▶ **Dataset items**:
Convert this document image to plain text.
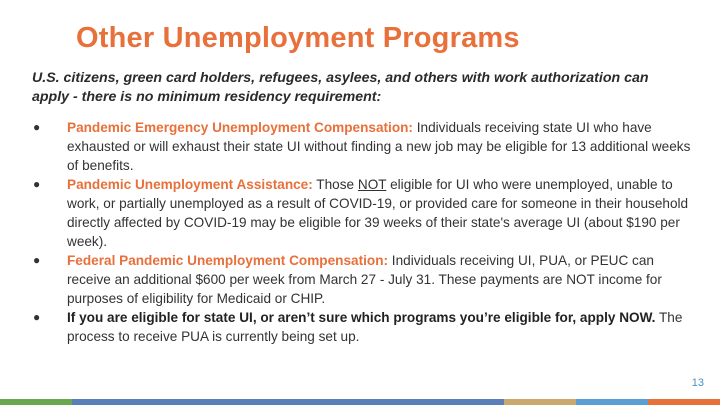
Other Unemployment Programs
U.S. citizens, green card holders, refugees, asylees, and others with work authorization can apply - there is no minimum residency requirement:
● Pandemic Emergency Unemployment Compensation: Individuals receiving state UI who have exhausted or will exhaust their state UI without finding a new job may be eligible for 13 additional weeks of benefits.
● Pandemic Unemployment Assistance: Those NOT eligible for UI who were unemployed, unable to work, or partially unemployed as a result of COVID-19, or provided care for someone in their household directly affected by COVID-19 may be eligible for 39 weeks of their state's average UI (about $190 per week).
● Federal Pandemic Unemployment Compensation: Individuals receiving UI, PUA, or PEUC can receive an additional $600 per week from March 27 - July 31. These payments are NOT income for purposes of eligibility for Medicaid or CHIP.
● If you are eligible for state UI, or aren’t sure which programs you’re eligible for, apply NOW. The process to receive PUA is currently being set up.
13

▶ **To be done**:
Set down the material exactly, every line of it, except for the pictures.

▶ **Exercise answer**:
Convert this document image to plain text.
Other Unemployment Programs
U.S. citizens, green card holders, refugees, asylees, and others with work authorization can apply - there is no minimum residency requirement:
● Pandemic Emergency Unemployment Compensation: Individuals receiving state UI who have exhausted or will exhaust their state UI without finding a new job may be eligible for 13 additional weeks of benefits.
● Pandemic Unemployment Assistance: Those NOT eligible for UI who were unemployed, unable to work, or partially unemployed as a result of COVID-19, or provided care for someone in their household directly affected by COVID-19 may be eligible for 39 weeks of their state's average UI (about $190 per week).
● Federal Pandemic Unemployment Compensation: Individuals receiving UI, PUA, or PEUC can receive an additional $600 per week from March 27 - July 31. These payments are NOT income for purposes of eligibility for Medicaid or CHIP.
● If you are eligible for state UI, or aren’t sure which programs you’re eligible for, apply NOW. The process to receive PUA is currently being set up.
13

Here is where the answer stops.